Extracted data entries
------------
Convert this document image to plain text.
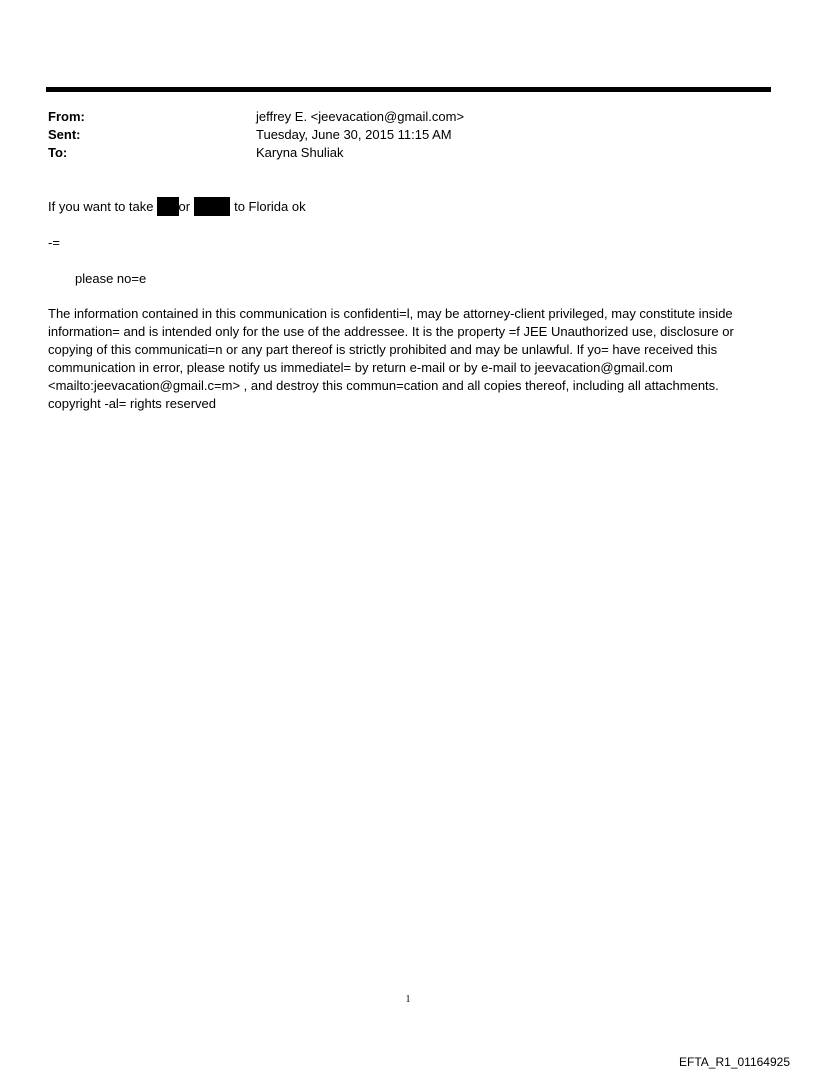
From:	jeffrey E. <jeevacation@gmail.com>
Sent:	Tuesday, June 30, 2015 11:15 AM
To:	Karyna Shuliak
If you want to take or	to Florida ok
-=
please no=e
The information contained in this communication is confidenti=l, may be attorney-client privileged, may constitute inside information= and is intended only for the use of the addressee. It is the property =f JEE Unauthorized use, disclosure or copying of this communicati=n or any part thereof is strictly prohibited and may be unlawful. If yo= have received this communication in error, please notify us immediatel= by return e-mail or by e-mail to jeevacation@gmail.com <mailto:jeevacation@gmail.c=m> , and destroy this commun=cation and all copies thereof, including all attachments. copyright -al= rights reserved
1
EFTA_R1_01164925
------------
Pictures in the records should not appear in your copy, but everything else must be transcribed exactly.

Convert this document image to plain text.
From:	jeffrey E. <jeevacation@gmail.com>
Sent:	Tuesday, June 30, 2015 11:15 AM
To:	Karyna Shuliak
If you want to take or	to Florida ok
-=
please no=e
The information contained in this communication is confidenti=l, may be attorney-client privileged, may constitute inside information= and is intended only for the use of the addressee. It is the property =f JEE Unauthorized use, disclosure or copying of this communicati=n or any part thereof is strictly prohibited and may be unlawful. If yo= have received this communication in error, please notify us immediatel= by return e-mail or by e-mail to jeevacation@gmail.com <mailto:jeevacation@gmail.c=m> , and destroy this commun=cation and all copies thereof, including all attachments. copyright -al= rights reserved
1
EFTA_R1_01164925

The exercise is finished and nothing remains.